» Exercise aim
Copy out lines with the word "SWITCH" from the material that follows.

» Extracted data
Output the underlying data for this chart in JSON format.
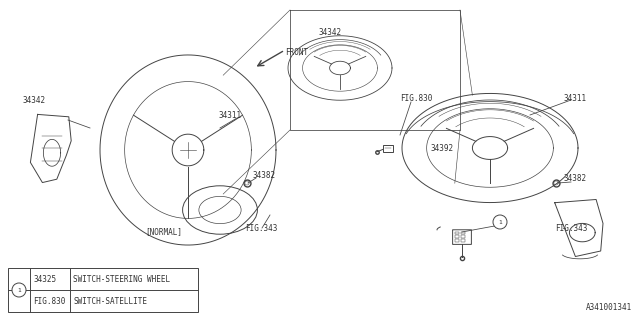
{
  "background": "#ffffff",
  "line_color": "#444444",
  "text_color": "#333333",
  "diagram_id": "A341001341",
  "lw": 0.7,
  "legend_items": [
    {
      "part_num": "34325",
      "description": "SWITCH-STEERING WHEEL"
    },
    {
      "part_num": "FIG.830",
      "description": "SWITCH-SATELLITE"
    }
  ]
}
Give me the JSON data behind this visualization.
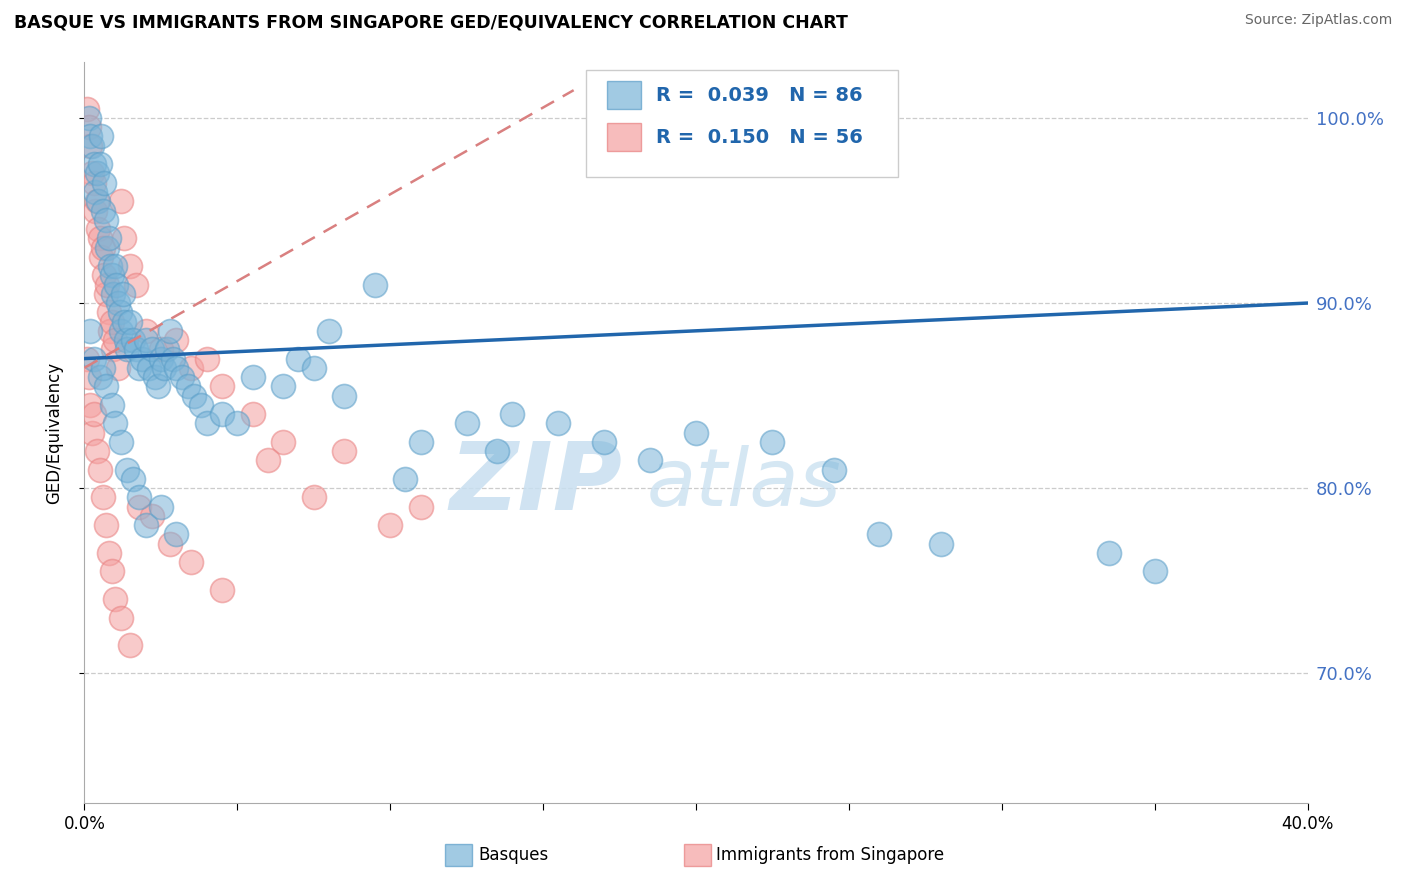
{
  "title": "BASQUE VS IMMIGRANTS FROM SINGAPORE GED/EQUIVALENCY CORRELATION CHART",
  "source": "Source: ZipAtlas.com",
  "ylabel": "GED/Equivalency",
  "xlim": [
    0.0,
    40.0
  ],
  "ylim": [
    63.0,
    103.0
  ],
  "ytick_vals": [
    70.0,
    80.0,
    90.0,
    100.0
  ],
  "ytick_labels": [
    "70.0%",
    "80.0%",
    "90.0%",
    "100.0%"
  ],
  "xtick_vals": [
    0.0,
    5.0,
    10.0,
    15.0,
    20.0,
    25.0,
    30.0,
    35.0,
    40.0
  ],
  "xtick_labels": [
    "0.0%",
    "",
    "",
    "",
    "",
    "",
    "",
    "",
    "40.0%"
  ],
  "blue_color": "#7ab4d8",
  "pink_color": "#f4a0a0",
  "blue_edge": "#5a9ec8",
  "pink_edge": "#e88080",
  "blue_line_color": "#2166ac",
  "pink_line_color": "#d98080",
  "watermark_color": "#c8dff0",
  "watermark": "ZIPatlas",
  "label_blue": "Basques",
  "label_pink": "Immigrants from Singapore",
  "legend_R_blue": "R =  0.039",
  "legend_N_blue": "N = 86",
  "legend_R_pink": "R =  0.150",
  "legend_N_pink": "N = 56",
  "blue_line_x0": 0.0,
  "blue_line_y0": 87.0,
  "blue_line_x1": 40.0,
  "blue_line_y1": 90.0,
  "pink_line_x0": 0.0,
  "pink_line_y0": 86.5,
  "pink_line_x1": 16.0,
  "pink_line_y1": 101.5,
  "blue_x": [
    0.15,
    0.2,
    0.25,
    0.3,
    0.35,
    0.4,
    0.45,
    0.5,
    0.55,
    0.6,
    0.65,
    0.7,
    0.75,
    0.8,
    0.85,
    0.9,
    0.95,
    1.0,
    1.05,
    1.1,
    1.15,
    1.2,
    1.25,
    1.3,
    1.35,
    1.4,
    1.5,
    1.6,
    1.7,
    1.8,
    1.9,
    2.0,
    2.1,
    2.2,
    2.3,
    2.4,
    2.5,
    2.6,
    2.7,
    2.8,
    2.9,
    3.0,
    3.2,
    3.4,
    3.6,
    3.8,
    4.0,
    4.5,
    5.0,
    5.5,
    6.5,
    7.0,
    7.5,
    8.0,
    8.5,
    9.5,
    10.5,
    11.0,
    12.5,
    13.5,
    14.0,
    15.5,
    17.0,
    18.5,
    20.0,
    22.5,
    24.5,
    26.0,
    28.0,
    33.5,
    35.0,
    0.2,
    0.3,
    0.5,
    0.6,
    0.7,
    0.9,
    1.0,
    1.2,
    1.4,
    1.6,
    1.8,
    2.0,
    2.5,
    3.0
  ],
  "blue_y": [
    100.0,
    99.0,
    98.5,
    97.5,
    96.0,
    97.0,
    95.5,
    97.5,
    99.0,
    95.0,
    96.5,
    94.5,
    93.0,
    93.5,
    92.0,
    91.5,
    90.5,
    92.0,
    91.0,
    90.0,
    89.5,
    88.5,
    90.5,
    89.0,
    88.0,
    87.5,
    89.0,
    88.0,
    87.5,
    86.5,
    87.0,
    88.0,
    86.5,
    87.5,
    86.0,
    85.5,
    87.0,
    86.5,
    87.5,
    88.5,
    87.0,
    86.5,
    86.0,
    85.5,
    85.0,
    84.5,
    83.5,
    84.0,
    83.5,
    86.0,
    85.5,
    87.0,
    86.5,
    88.5,
    85.0,
    91.0,
    80.5,
    82.5,
    83.5,
    82.0,
    84.0,
    83.5,
    82.5,
    81.5,
    83.0,
    82.5,
    81.0,
    77.5,
    77.0,
    76.5,
    75.5,
    88.5,
    87.0,
    86.0,
    86.5,
    85.5,
    84.5,
    83.5,
    82.5,
    81.0,
    80.5,
    79.5,
    78.0,
    79.0,
    77.5
  ],
  "pink_x": [
    0.1,
    0.15,
    0.2,
    0.25,
    0.3,
    0.35,
    0.4,
    0.45,
    0.5,
    0.55,
    0.6,
    0.65,
    0.7,
    0.75,
    0.8,
    0.85,
    0.9,
    0.95,
    1.0,
    1.1,
    1.2,
    1.3,
    1.5,
    1.7,
    2.0,
    2.5,
    3.0,
    3.5,
    4.0,
    4.5,
    5.5,
    6.5,
    8.5,
    0.1,
    0.15,
    0.2,
    0.25,
    0.3,
    0.4,
    0.5,
    0.6,
    0.7,
    0.8,
    0.9,
    1.0,
    1.2,
    1.5,
    1.8,
    2.2,
    2.8,
    3.5,
    4.5,
    6.0,
    7.5,
    10.0,
    11.0
  ],
  "pink_y": [
    100.5,
    99.5,
    98.5,
    97.0,
    96.5,
    95.0,
    95.5,
    94.0,
    93.5,
    92.5,
    93.0,
    91.5,
    90.5,
    91.0,
    89.5,
    88.5,
    89.0,
    87.5,
    88.0,
    86.5,
    95.5,
    93.5,
    92.0,
    91.0,
    88.5,
    87.5,
    88.0,
    86.5,
    87.0,
    85.5,
    84.0,
    82.5,
    82.0,
    87.0,
    86.0,
    84.5,
    83.0,
    84.0,
    82.0,
    81.0,
    79.5,
    78.0,
    76.5,
    75.5,
    74.0,
    73.0,
    71.5,
    79.0,
    78.5,
    77.0,
    76.0,
    74.5,
    81.5,
    79.5,
    78.0,
    79.0
  ]
}
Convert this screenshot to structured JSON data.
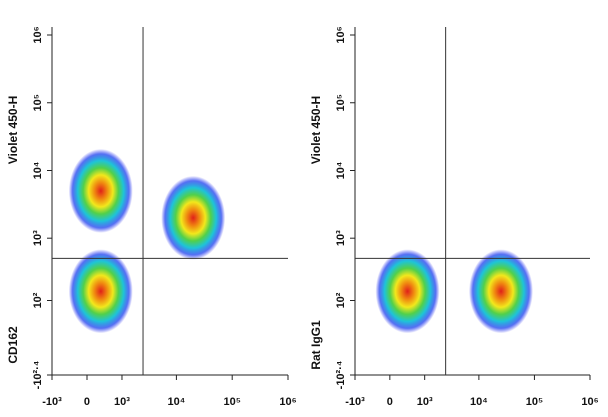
{
  "chart_data": [
    {
      "type": "density",
      "y_label": [
        "CD162",
        "Violet 450-H"
      ],
      "x": [
        300,
        20000,
        300
      ],
      "y": [
        150,
        2000,
        5000
      ],
      "quadrant_gate": {
        "x": 2500,
        "y": 500
      },
      "xlim": [
        -1000,
        1000000
      ],
      "xticks": [
        {
          "value": -1000,
          "label": "-10³"
        },
        0,
        {
          "value": 1000,
          "label": "10³"
        },
        {
          "value": 10000,
          "label": "10⁴"
        },
        {
          "value": 100000,
          "label": "10⁵"
        },
        {
          "value": 1000000,
          "label": "10⁶"
        }
      ],
      "ylim": [
        -251,
        1000000
      ],
      "yticks": [
        {
          "value": -251,
          "label": "-10²·⁴"
        },
        {
          "value": 100,
          "label": "10²"
        },
        {
          "value": 1000,
          "label": "10³"
        },
        {
          "value": 10000,
          "label": "10⁴"
        },
        {
          "value": 100000,
          "label": "10⁵"
        },
        {
          "value": 1000000,
          "label": "10⁶"
        }
      ]
    },
    {
      "type": "density",
      "y_label": [
        "Rat IgG1",
        "Violet 450-H"
      ],
      "x": [
        400,
        25000
      ],
      "y": [
        150,
        150
      ],
      "quadrant_gate": {
        "x": 2500,
        "y": 500
      },
      "xlim": [
        -1000,
        1000000
      ],
      "xticks": [
        {
          "value": -1000,
          "label": "-10³"
        },
        0,
        {
          "value": 1000,
          "label": "10³"
        },
        {
          "value": 10000,
          "label": "10⁴"
        },
        {
          "value": 100000,
          "label": "10⁵"
        },
        {
          "value": 1000000,
          "label": "10⁶"
        }
      ],
      "ylim": [
        -251,
        1000000
      ],
      "yticks": [
        {
          "value": -251,
          "label": "-10²·⁴"
        },
        {
          "value": 100,
          "label": "10²"
        },
        {
          "value": 1000,
          "label": "10³"
        },
        {
          "value": 10000,
          "label": "10⁴"
        },
        {
          "value": 100000,
          "label": "10⁵"
        },
        {
          "value": 1000000,
          "label": "10⁶"
        }
      ]
    }
  ]
}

» Task solution
      "description": "SWITCH-STEERING WHEEL"
      "description": "SWITCH-SATELLITE"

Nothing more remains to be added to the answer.